## [SOURCE MATERIAL]

┌──

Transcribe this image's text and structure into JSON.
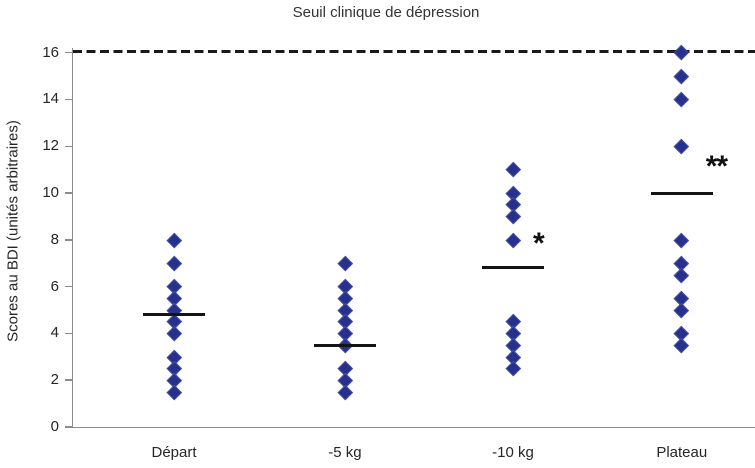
{
  "chart_data": {
    "type": "scatter",
    "title": "Seuil clinique de dépression",
    "ylabel": "Scores au BDI (unités arbitraires)",
    "xlabel": "",
    "ylim": [
      0,
      16.2
    ],
    "yticks": [
      0,
      2,
      4,
      6,
      8,
      10,
      12,
      14,
      16
    ],
    "grid": false,
    "legend": "none",
    "marker": {
      "shape": "diamond",
      "color": "#27318C"
    },
    "threshold": {
      "value": 16,
      "style": "dashed",
      "meaning": "Seuil clinique de dépression"
    },
    "groups": [
      {
        "label": "Départ",
        "points": [
          8,
          7,
          6,
          5.5,
          5,
          4.5,
          4,
          3,
          2.5,
          2,
          1.5
        ],
        "mean_line": 4.8,
        "annotation": {
          "text": "",
          "value": null
        }
      },
      {
        "label": "-5 kg",
        "points": [
          7,
          6,
          5.5,
          5,
          4.5,
          4,
          3.5,
          2.5,
          2,
          1.5
        ],
        "mean_line": 3.5,
        "annotation": {
          "text": "",
          "value": null
        }
      },
      {
        "label": "-10 kg",
        "points": [
          11,
          10,
          9.5,
          9,
          8,
          4.5,
          4,
          3.5,
          3,
          2.5
        ],
        "mean_line": 6.8,
        "annotation": {
          "text": "*",
          "value": 8
        }
      },
      {
        "label": "Plateau",
        "points": [
          16,
          15,
          14,
          12,
          8,
          7,
          6.5,
          5.5,
          5,
          4,
          3.5
        ],
        "mean_line": 10,
        "annotation": {
          "text": "**",
          "value": 11.3
        }
      }
    ],
    "colors": {
      "marker_fill": "#27318C",
      "marker_edge": "#414FA3",
      "mean_line": "#141414",
      "threshold_line": "#1a1a1a",
      "axis": "#8c8c8c",
      "text": "#262626"
    }
  }
}
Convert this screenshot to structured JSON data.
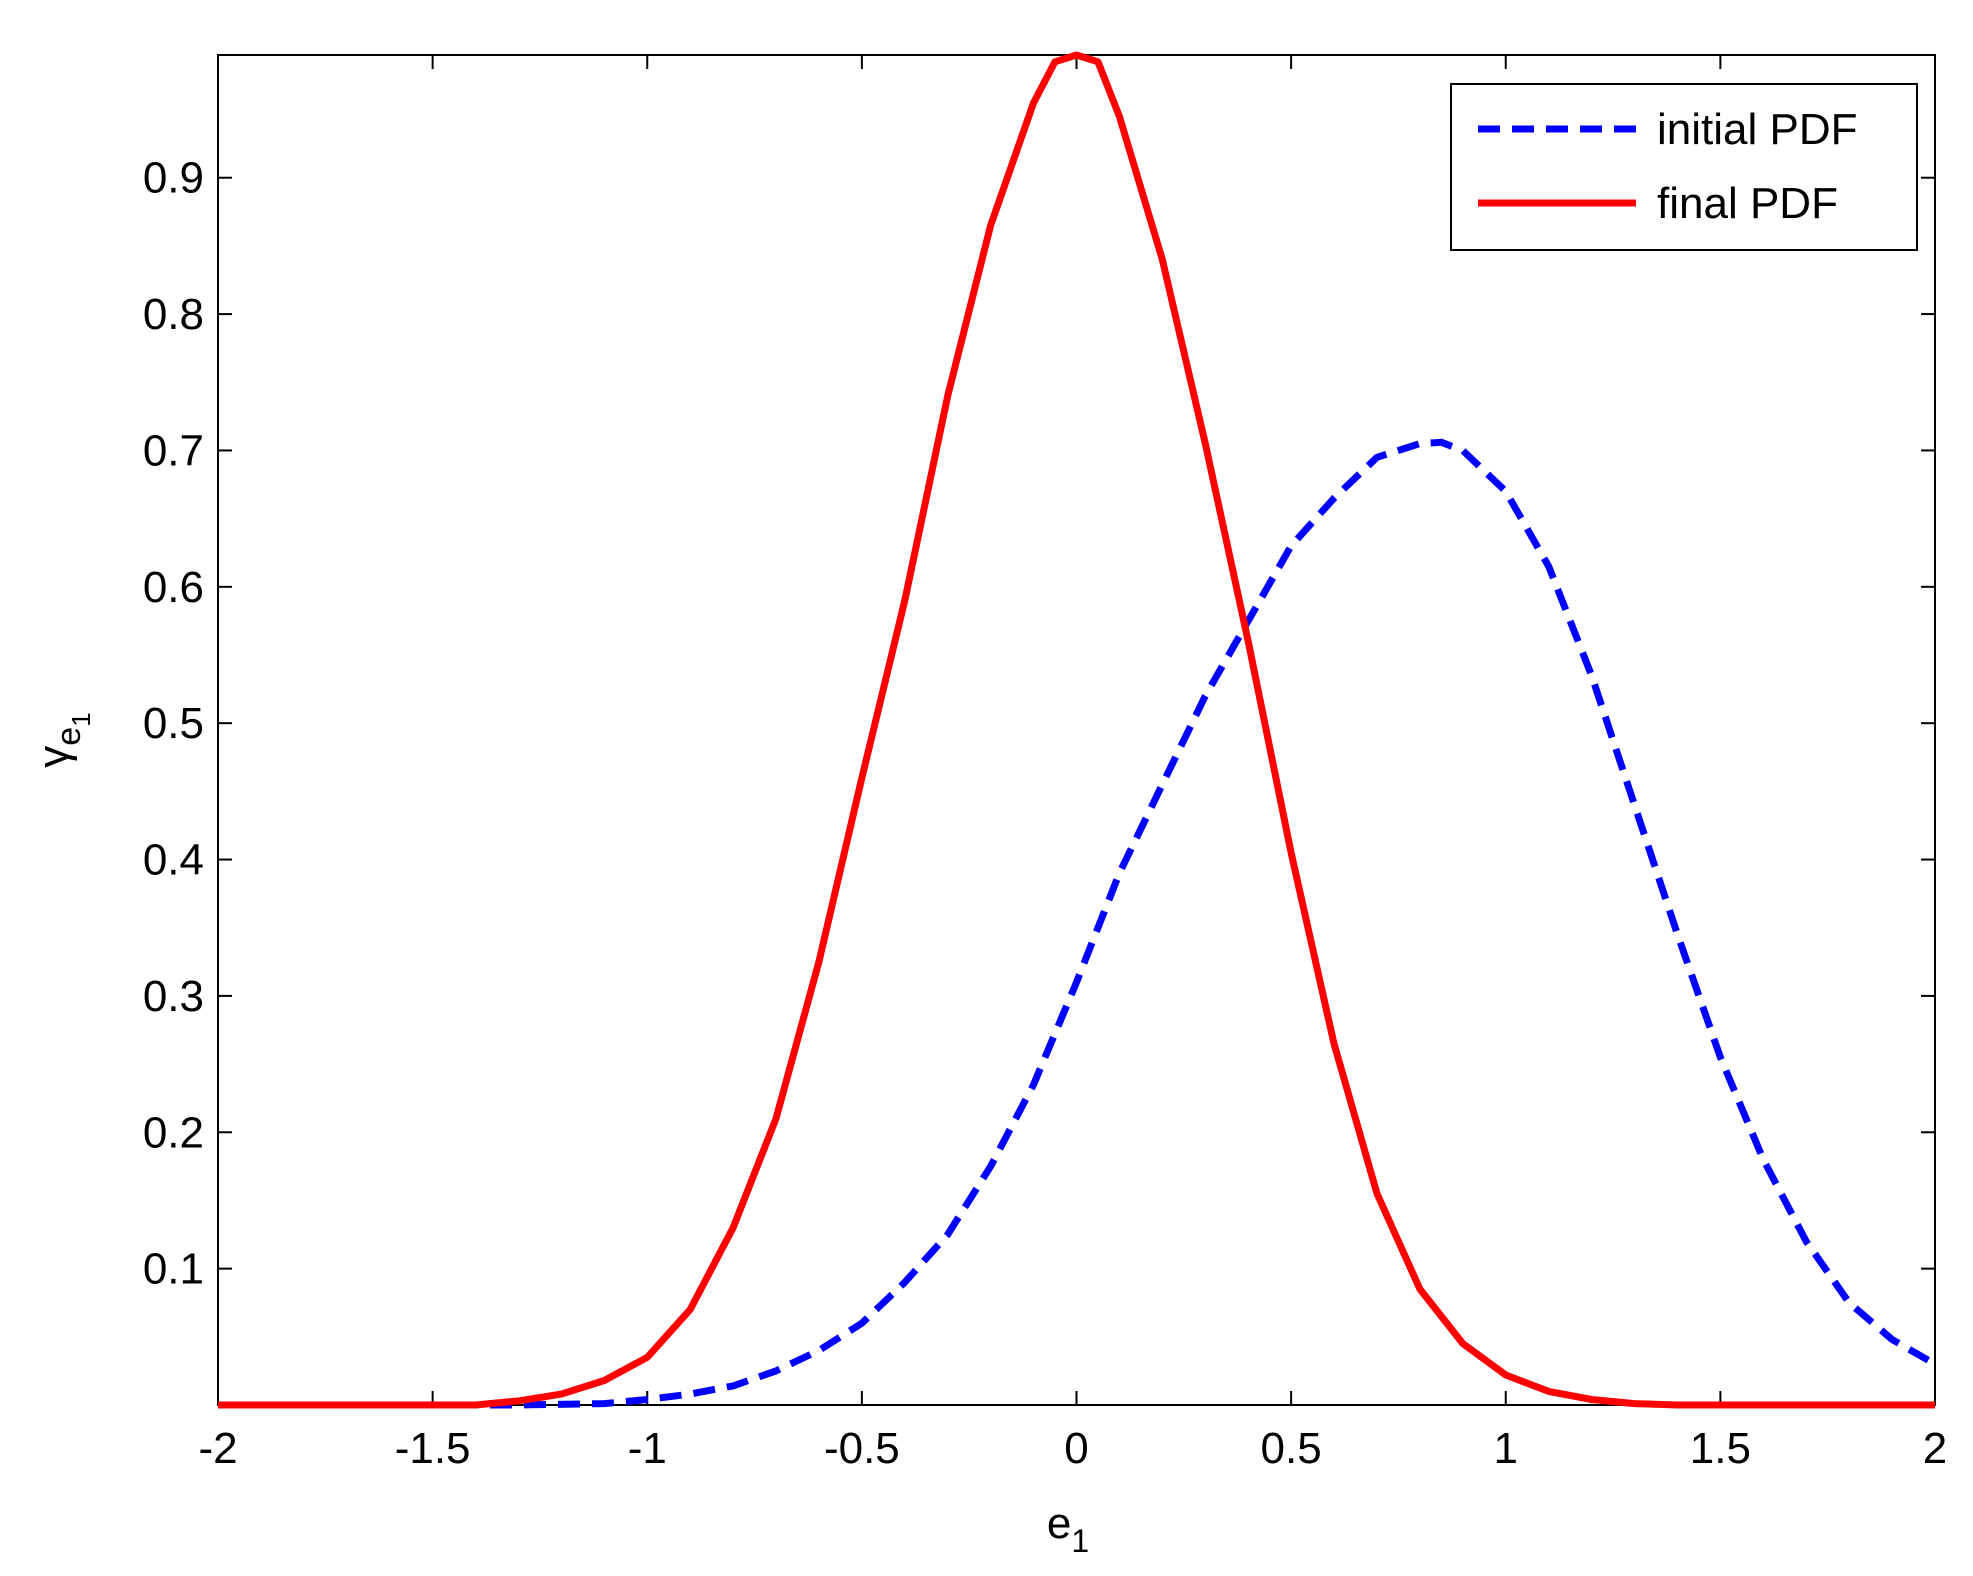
{
  "chart_data": {
    "type": "line",
    "title": "",
    "xlabel": "e",
    "xlabel_subscript": "1",
    "ylabel": "γ",
    "ylabel_subscript": "e",
    "ylabel_subsubscript": "1",
    "xlim": [
      -2,
      2
    ],
    "ylim": [
      0,
      0.99
    ],
    "grid": false,
    "legend_position": "top-right",
    "x_ticks": [
      -2,
      -1.5,
      -1,
      -0.5,
      0,
      0.5,
      1,
      1.5,
      2
    ],
    "x_tick_labels": [
      "-2",
      "-1.5",
      "-1",
      "-0.5",
      "0",
      "0.5",
      "1",
      "1.5",
      "2"
    ],
    "y_ticks": [
      0.1,
      0.2,
      0.3,
      0.4,
      0.5,
      0.6,
      0.7,
      0.8,
      0.9
    ],
    "y_tick_labels": [
      "0.1",
      "0.2",
      "0.3",
      "0.4",
      "0.5",
      "0.6",
      "0.7",
      "0.8",
      "0.9"
    ],
    "series": [
      {
        "name": "initial PDF",
        "color": "#0000ff",
        "style": "dashed",
        "x": [
          -2,
          -1.5,
          -1.3,
          -1.1,
          -1.0,
          -0.9,
          -0.8,
          -0.7,
          -0.6,
          -0.5,
          -0.4,
          -0.3,
          -0.2,
          -0.1,
          0,
          0.1,
          0.2,
          0.3,
          0.4,
          0.5,
          0.6,
          0.7,
          0.8,
          0.85,
          0.9,
          1.0,
          1.1,
          1.2,
          1.3,
          1.4,
          1.5,
          1.6,
          1.7,
          1.8,
          1.9,
          2.0
        ],
        "y": [
          0,
          0,
          0,
          0.001,
          0.004,
          0.008,
          0.014,
          0.025,
          0.04,
          0.06,
          0.09,
          0.125,
          0.175,
          0.235,
          0.31,
          0.39,
          0.455,
          0.52,
          0.575,
          0.63,
          0.665,
          0.695,
          0.705,
          0.706,
          0.7,
          0.67,
          0.615,
          0.535,
          0.44,
          0.345,
          0.255,
          0.18,
          0.12,
          0.075,
          0.048,
          0.03
        ]
      },
      {
        "name": "final PDF",
        "color": "#ff0000",
        "style": "solid",
        "x": [
          -2,
          -1.5,
          -1.4,
          -1.3,
          -1.2,
          -1.1,
          -1.0,
          -0.9,
          -0.8,
          -0.7,
          -0.6,
          -0.5,
          -0.4,
          -0.3,
          -0.2,
          -0.1,
          -0.05,
          0,
          0.05,
          0.1,
          0.2,
          0.3,
          0.4,
          0.5,
          0.6,
          0.7,
          0.8,
          0.9,
          1.0,
          1.1,
          1.2,
          1.3,
          1.4,
          1.5,
          2.0
        ],
        "y": [
          0,
          0,
          0,
          0.003,
          0.008,
          0.018,
          0.035,
          0.07,
          0.13,
          0.21,
          0.325,
          0.46,
          0.59,
          0.74,
          0.865,
          0.955,
          0.985,
          0.99,
          0.985,
          0.945,
          0.84,
          0.705,
          0.56,
          0.405,
          0.265,
          0.155,
          0.085,
          0.045,
          0.022,
          0.01,
          0.004,
          0.001,
          0,
          0,
          0
        ]
      }
    ]
  }
}
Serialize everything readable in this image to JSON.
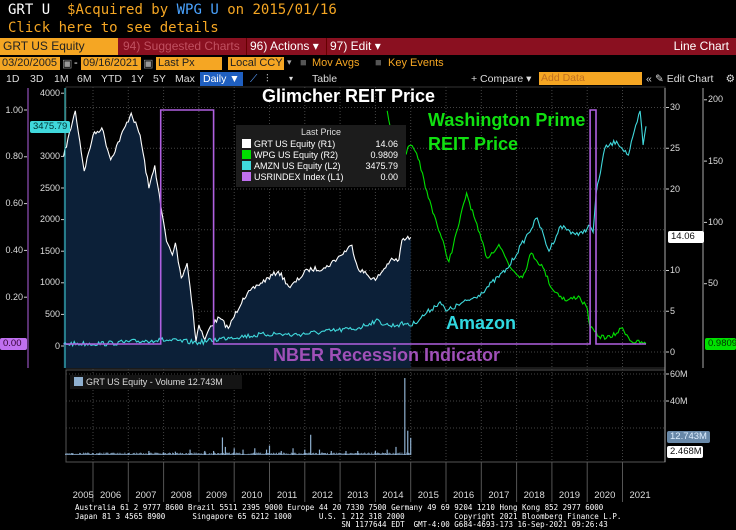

└──

## [AIM OF THE EXERCISE]
Set down the lines of the records above exactly, apart from the pictures.

## [EXERCISE RESPONSE]
Transcribe this image's text and structure into JSON.
{
  "chart_data": {
    "type": "scatter",
    "title": "Seuil clinique de dépression",
    "ylabel": "Scores au BDI (unités arbitraires)",
    "xlabel": "",
    "ylim": [
      0,
      16.2
    ],
    "yticks": [
      0,
      2,
      4,
      6,
      8,
      10,
      12,
      14,
      16
    ],
    "grid": false,
    "legend": "none",
    "marker": {
      "shape": "diamond",
      "color": "#27318C"
    },
    "threshold": {
      "value": 16,
      "style": "dashed",
      "meaning": "Seuil clinique de dépression"
    },
    "groups": [
      {
        "label": "Départ",
        "points": [
          8,
          7,
          6,
          5.5,
          5,
          4.5,
          4,
          3,
          2.5,
          2,
          1.5
        ],
        "mean_line": 4.8,
        "annotation": {
          "text": "",
          "value": null
        }
      },
      {
        "label": "-5 kg",
        "points": [
          7,
          6,
          5.5,
          5,
          4.5,
          4,
          3.5,
          2.5,
          2,
          1.5
        ],
        "mean_line": 3.5,
        "annotation": {
          "text": "",
          "value": null
        }
      },
      {
        "label": "-10 kg",
        "points": [
          11,
          10,
          9.5,
          9,
          8,
          4.5,
          4,
          3.5,
          3,
          2.5
        ],
        "mean_line": 6.8,
        "annotation": {
          "text": "*",
          "value": 8
        }
      },
      {
        "label": "Plateau",
        "points": [
          16,
          15,
          14,
          12,
          8,
          7,
          6.5,
          5.5,
          5,
          4,
          3.5
        ],
        "mean_line": 10,
        "annotation": {
          "text": "**",
          "value": 11.3
        }
      }
    ],
    "colors": {
      "marker_fill": "#27318C",
      "marker_edge": "#414FA3",
      "mean_line": "#141414",
      "threshold_line": "#1a1a1a",
      "axis": "#8c8c8c",
      "text": "#262626"
    }
  }
}
Convert this screenshot to structured JSON data.
{
  "chart_data": {
    "type": "line",
    "title": "",
    "xlabel": "e",
    "xlabel_subscript": "1",
    "ylabel": "γ",
    "ylabel_subscript": "e",
    "ylabel_subsubscript": "1",
    "xlim": [
      -2,
      2
    ],
    "ylim": [
      0,
      0.99
    ],
    "grid": false,
    "legend_position": "top-right",
    "x_ticks": [
      -2,
      -1.5,
      -1,
      -0.5,
      0,
      0.5,
      1,
      1.5,
      2
    ],
    "x_tick_labels": [
      "-2",
      "-1.5",
      "-1",
      "-0.5",
      "0",
      "0.5",
      "1",
      "1.5",
      "2"
    ],
    "y_ticks": [
      0.1,
      0.2,
      0.3,
      0.4,
      0.5,
      0.6,
      0.7,
      0.8,
      0.9
    ],
    "y_tick_labels": [
      "0.1",
      "0.2",
      "0.3",
      "0.4",
      "0.5",
      "0.6",
      "0.7",
      "0.8",
      "0.9"
    ],
    "series": [
      {
        "name": "initial PDF",
        "color": "#0000ff",
        "style": "dashed",
        "x": [
          -2,
          -1.5,
          -1.3,
          -1.1,
          -1.0,
          -0.9,
          -0.8,
          -0.7,
          -0.6,
          -0.5,
          -0.4,
          -0.3,
          -0.2,
          -0.1,
          0,
          0.1,
          0.2,
          0.3,
          0.4,
          0.5,
          0.6,
          0.7,
          0.8,
          0.85,
          0.9,
          1.0,
          1.1,
          1.2,
          1.3,
          1.4,
          1.5,
          1.6,
          1.7,
          1.8,
          1.9,
          2.0
        ],
        "y": [
          0,
          0,
          0,
          0.001,
          0.004,
          0.008,
          0.014,
          0.025,
          0.04,
          0.06,
          0.09,
          0.125,
          0.175,
          0.235,
          0.31,
          0.39,
          0.455,
          0.52,
          0.575,
          0.63,
          0.665,
          0.695,
          0.705,
          0.706,
          0.7,
          0.67,
          0.615,
          0.535,
          0.44,
          0.345,
          0.255,
          0.18,
          0.12,
          0.075,
          0.048,
          0.03
        ]
      },
      {
        "name": "final PDF",
        "color": "#ff0000",
        "style": "solid",
        "x": [
          -2,
          -1.5,
          -1.4,
          -1.3,
          -1.2,
          -1.1,
          -1.0,
          -0.9,
          -0.8,
          -0.7,
          -0.6,
          -0.5,
          -0.4,
          -0.3,
          -0.2,
          -0.1,
          -0.05,
          0,
          0.05,
          0.1,
          0.2,
          0.3,
          0.4,
          0.5,
          0.6,
          0.7,
          0.8,
          0.9,
          1.0,
          1.1,
          1.2,
          1.3,
          1.4,
          1.5,
          2.0
        ],
        "y": [
          0,
          0,
          0,
          0.003,
          0.008,
          0.018,
          0.035,
          0.07,
          0.13,
          0.21,
          0.325,
          0.46,
          0.59,
          0.74,
          0.865,
          0.955,
          0.985,
          0.99,
          0.985,
          0.945,
          0.84,
          0.705,
          0.56,
          0.405,
          0.265,
          0.155,
          0.085,
          0.045,
          0.022,
          0.01,
          0.004,
          0.001,
          0,
          0,
          0
        ]
      }
    ]
  }
}
Serialize everything readable in this image to JSON.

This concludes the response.